▶ WHAT THE EXERCISE ASKS
Turn every line of the material into a numbered list, skipping blank lines and leaving out the pictures.

Page element annotations:

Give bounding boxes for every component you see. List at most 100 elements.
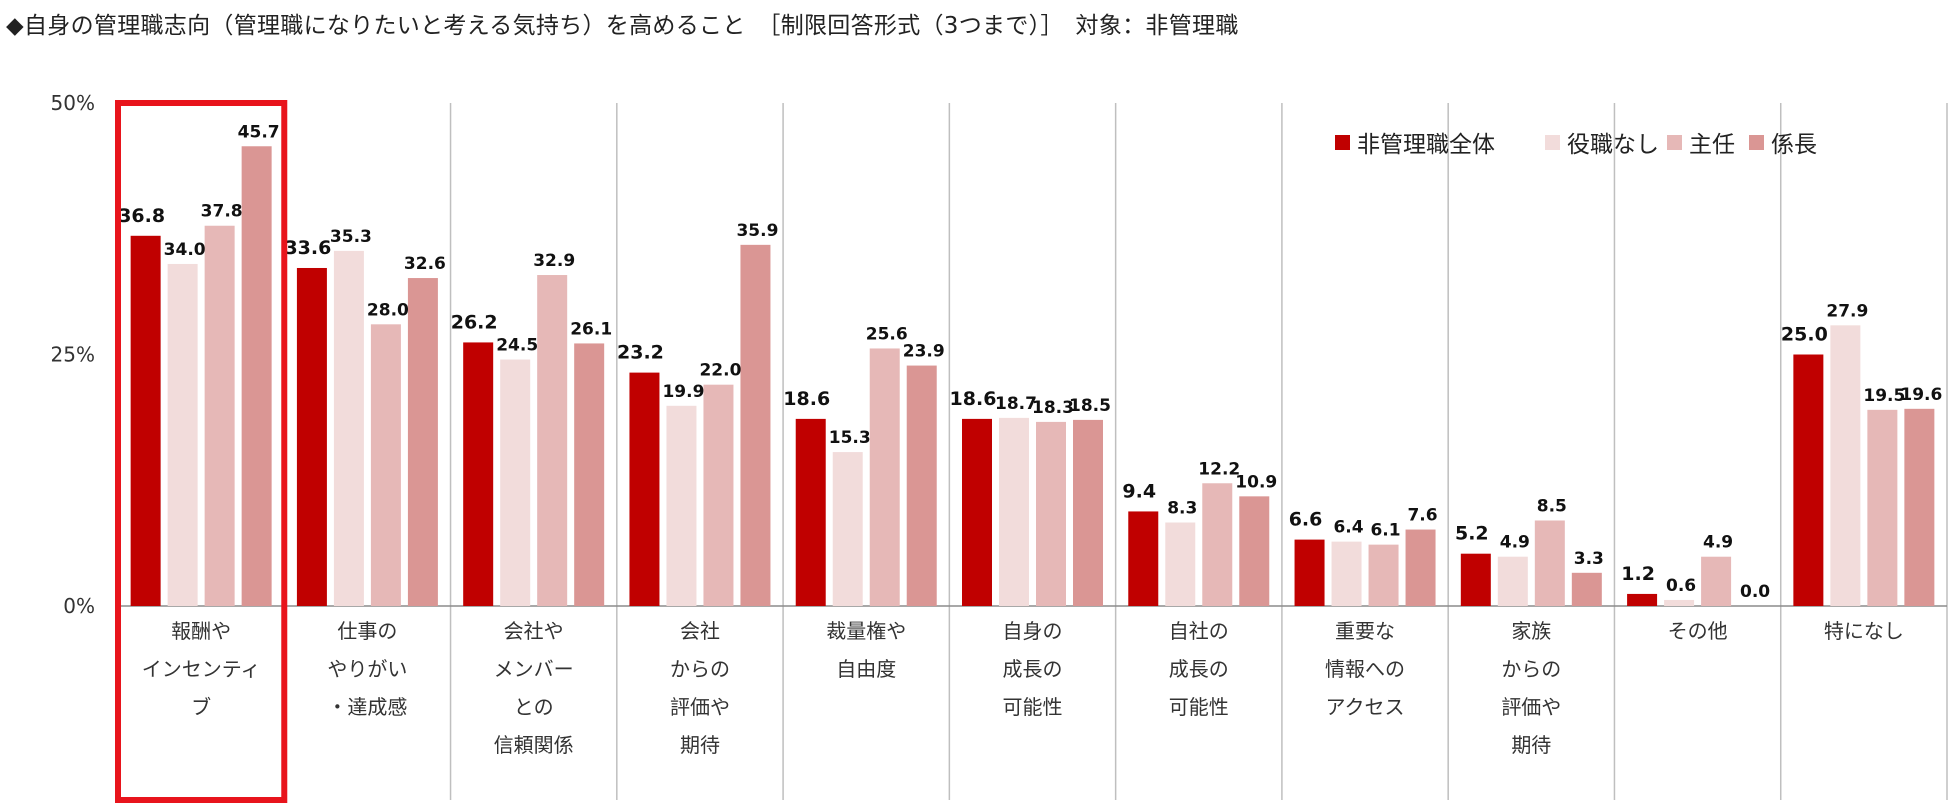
bar: [869, 348, 900, 606]
bar: [1534, 520, 1565, 606]
category-label: 会社や: [504, 619, 564, 643]
data-label: 18.6: [950, 388, 997, 410]
bars: [130, 146, 1935, 607]
data-label: 5.2: [1455, 523, 1489, 545]
bar: [999, 417, 1029, 606]
data-label: 35.3: [330, 227, 372, 247]
category-label: 情報への: [1325, 657, 1405, 681]
data-label: 23.9: [903, 342, 945, 362]
category-label: 報酬や: [171, 619, 231, 643]
bar: [370, 324, 401, 606]
category-label: 評価や: [670, 695, 730, 719]
data-label: 32.9: [533, 251, 575, 271]
data-label: 19.9: [662, 382, 704, 402]
category-label: やりがい: [327, 657, 407, 681]
bar: [795, 418, 826, 606]
bar: [1331, 541, 1362, 606]
data-label: 7.6: [1407, 506, 1437, 526]
category-label: 期待: [1511, 733, 1551, 757]
bar: [962, 418, 992, 606]
data-label: 25.0: [1781, 324, 1828, 346]
bar: [1202, 483, 1233, 606]
category-label: 期待: [680, 733, 720, 757]
category-label: 自由度: [836, 657, 896, 681]
bar: [167, 263, 198, 606]
data-label: 6.1: [1370, 521, 1400, 541]
bar: [130, 235, 161, 607]
legend-label: 係長: [1771, 132, 1817, 158]
category-label: 自社の: [1169, 619, 1229, 643]
highlight: [115, 100, 288, 803]
bar: [740, 244, 771, 606]
category-label: 仕事の: [337, 619, 397, 643]
data-label: 19.6: [1900, 385, 1942, 405]
data-label: 18.7: [995, 394, 1037, 414]
legend-swatch: [1545, 135, 1560, 150]
bar: [463, 342, 494, 606]
bar: [1793, 354, 1824, 606]
category-label: 成長の: [1169, 657, 1229, 681]
bar: [1571, 572, 1602, 606]
bar: [333, 250, 364, 606]
bar: [1867, 409, 1898, 606]
legend: 非管理職全体 役職なし 主任 係長: [1335, 132, 1817, 158]
bar: [1664, 599, 1695, 606]
data-labels: 36.8 34.0 37.8 45.7 33.635.3 28.0 32.6 26.2 24.5…: [118, 122, 1942, 602]
category-label: ブ: [191, 695, 211, 719]
data-label: 32.6: [404, 254, 446, 274]
data-label: 24.5: [496, 336, 538, 356]
bar: [241, 146, 272, 606]
data-label: 15.3: [829, 428, 871, 448]
category-label: 可能性: [1003, 695, 1063, 719]
category-label: 可能性: [1169, 695, 1229, 719]
chart-title: ◆自身の管理職志向（管理職になりたいと考える気持ち）を高めること ［制限回答形式…: [6, 13, 1239, 39]
data-label: 18.3: [1032, 398, 1074, 418]
bar: [666, 405, 697, 606]
data-label: 18.6: [783, 388, 830, 410]
y-tick-label: 50%: [51, 91, 95, 115]
bar: [629, 372, 660, 606]
data-label: 35.9: [736, 221, 778, 241]
data-label: 4.9: [1500, 533, 1530, 553]
bar: [1497, 556, 1528, 606]
category-label: メンバー: [494, 657, 574, 681]
legend-swatch: [1749, 135, 1764, 150]
legend-swatch: [1667, 135, 1682, 150]
bar: [1128, 511, 1159, 606]
data-label: 18.5: [1069, 396, 1111, 416]
category-label: 裁量権や: [826, 619, 906, 643]
data-label: 25.6: [866, 324, 908, 344]
data-label: 9.4: [1122, 480, 1156, 502]
data-label: 33.6: [284, 237, 331, 259]
category-label: 自身の: [1003, 619, 1063, 643]
highlight-box: [115, 100, 288, 803]
bar: [906, 365, 937, 606]
bar: [204, 225, 235, 606]
category-label: との: [514, 695, 554, 719]
data-label: 6.4: [1333, 518, 1363, 538]
data-label: 3.3: [1574, 549, 1604, 569]
data-label: 27.9: [1826, 301, 1868, 321]
data-label: 45.7: [238, 122, 280, 142]
legend-swatch: [1335, 135, 1350, 150]
bar: [1368, 544, 1399, 606]
bar: [1073, 419, 1103, 606]
data-label: 1.2: [1621, 563, 1655, 585]
bar: [1036, 421, 1066, 606]
legend-label: 主任: [1689, 132, 1735, 158]
y-tick-label: 0%: [63, 594, 95, 618]
y-tick-label: 25%: [51, 343, 95, 367]
bar: [1627, 593, 1658, 606]
data-label: 22.0: [699, 361, 741, 381]
data-label: 26.1: [570, 319, 612, 339]
data-label: 37.8: [201, 202, 243, 222]
legend-label: 役職なし: [1567, 132, 1659, 158]
data-label: 0.6: [1666, 576, 1696, 596]
bar: [500, 359, 531, 606]
data-label: 8.3: [1167, 499, 1197, 519]
data-label: 23.2: [617, 342, 664, 364]
category-label: 評価や: [1501, 695, 1561, 719]
category-label: ・達成感: [327, 695, 407, 719]
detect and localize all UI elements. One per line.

▶ COMPLETED TASK
1. Give bounding boxes for every component you see. List at most 100 elements.
2. bar: [869, 348, 900, 606]
3. bar: [1534, 520, 1565, 606]
4. category-label: 会社や: [504, 619, 564, 643]
5. data-label: 18.6: [950, 388, 997, 410]
6. bars: [130, 146, 1935, 607]
7. data-label: 5.2: [1455, 523, 1489, 545]
8. bar: [999, 417, 1029, 606]
9. data-label: 35.3: [330, 227, 372, 247]
10. category-label: 情報への: [1325, 657, 1405, 681]
11. data-label: 23.9: [903, 342, 945, 362]
12. category-label: 報酬や: [171, 619, 231, 643]
13. bar: [370, 324, 401, 606]
14. category-label: 評価や: [670, 695, 730, 719]
15. data-label: 32.9: [533, 251, 575, 271]
16. data-label: 19.9: [662, 382, 704, 402]
17. category-label: やりがい: [327, 657, 407, 681]
18. bar: [795, 418, 826, 606]
19. bar: [1331, 541, 1362, 606]
20. data-label: 7.6: [1407, 506, 1437, 526]
21. category-label: 期待: [1511, 733, 1551, 757]
22. bar: [962, 418, 992, 606]
23. data-label: 25.0: [1781, 324, 1828, 346]
24. bar: [1202, 483, 1233, 606]
25. category-label: 期待: [680, 733, 720, 757]
26. category-label: 自由度: [836, 657, 896, 681]
27. bar: [167, 263, 198, 606]
28. data-label: 6.1: [1370, 521, 1400, 541]
29. bar: [130, 235, 161, 607]
30. legend-label: 係長: [1771, 132, 1817, 158]
31. category-label: 自社の: [1169, 619, 1229, 643]
32. highlight: [115, 100, 288, 803]
33. bar: [740, 244, 771, 606]
34. category-label: 仕事の: [337, 619, 397, 643]
35. data-label: 19.6: [1900, 385, 1942, 405]
36. data-label: 18.7: [995, 394, 1037, 414]
37. legend-swatch: [1545, 135, 1560, 150]
38. bar: [463, 342, 494, 606]
39. bar: [1793, 354, 1824, 606]
40. category-label: 成長の: [1169, 657, 1229, 681]
41. bar: [1571, 572, 1602, 606]
42. bar: [333, 250, 364, 606]
43. bar: [1867, 409, 1898, 606]
44. legend: 非管理職全体 役職なし 主任 係長: [1335, 132, 1817, 158]
45. bar: [1664, 599, 1695, 606]
46. data-labels: 36.8 34.0 37.8 45.7 33.635.3 28.0 32.6 26.2 24.5…: [118, 122, 1942, 602]
47. category-label: ブ: [191, 695, 211, 719]
48. data-label: 32.6: [404, 254, 446, 274]
49. data-label: 24.5: [496, 336, 538, 356]
50. bar: [241, 146, 272, 606]
51. data-label: 15.3: [829, 428, 871, 448]
52. category-label: 可能性: [1003, 695, 1063, 719]
53. category-label: 可能性: [1169, 695, 1229, 719]
54. chart-title: ◆自身の管理職志向（管理職になりたいと考える気持ち）を高めること ［制限回答形式…: [6, 13, 1239, 39]
55. data-label: 18.3: [1032, 398, 1074, 418]
56. bar: [666, 405, 697, 606]
57. data-label: 18.6: [783, 388, 830, 410]
58. y-tick-label: 50%: [51, 91, 95, 115]
59. bar: [629, 372, 660, 606]
60. data-label: 35.9: [736, 221, 778, 241]
61. data-label: 4.9: [1500, 533, 1530, 553]
62. bar: [1497, 556, 1528, 606]
63. category-label: メンバー: [494, 657, 574, 681]
64. legend-swatch: [1749, 135, 1764, 150]
65. legend-swatch: [1667, 135, 1682, 150]
66. bar: [1128, 511, 1159, 606]
67. data-label: 18.5: [1069, 396, 1111, 416]
68. category-label: 裁量権や: [826, 619, 906, 643]
69. data-label: 25.6: [866, 324, 908, 344]
70. data-label: 9.4: [1122, 480, 1156, 502]
71. data-label: 33.6: [284, 237, 331, 259]
72. category-label: 自身の: [1003, 619, 1063, 643]
73. highlight-box: [115, 100, 288, 803]
74. bar: [906, 365, 937, 606]
75. bar: [204, 225, 235, 606]
76. category-label: との: [514, 695, 554, 719]
77. data-label: 6.4: [1333, 518, 1363, 538]
78. data-label: 3.3: [1574, 549, 1604, 569]
79. data-label: 27.9: [1826, 301, 1868, 321]
80. data-label: 45.7: [238, 122, 280, 142]
81. legend-swatch: [1335, 135, 1350, 150]
82. bar: [1368, 544, 1399, 606]
83. bar: [1073, 419, 1103, 606]
84. data-label: 1.2: [1621, 563, 1655, 585]
85. bar: [1036, 421, 1066, 606]
86. legend-label: 主任: [1689, 132, 1735, 158]
87. y-tick-label: 0%: [63, 594, 95, 618]
88. y-tick-label: 25%: [51, 343, 95, 367]
89. bar: [1627, 593, 1658, 606]
90. data-label: 22.0: [699, 361, 741, 381]
91. data-label: 26.1: [570, 319, 612, 339]
92. data-label: 37.8: [201, 202, 243, 222]
93. legend-label: 役職なし: [1567, 132, 1659, 158]
94. data-label: 0.6: [1666, 576, 1696, 596]
95. bar: [500, 359, 531, 606]
96. data-label: 8.3: [1167, 499, 1197, 519]
97. data-label: 23.2: [617, 342, 664, 364]
98. category-label: 評価や: [1501, 695, 1561, 719]
99. category-label: ・達成感: [327, 695, 407, 719]
100. detect and localize all UI elements. One per line.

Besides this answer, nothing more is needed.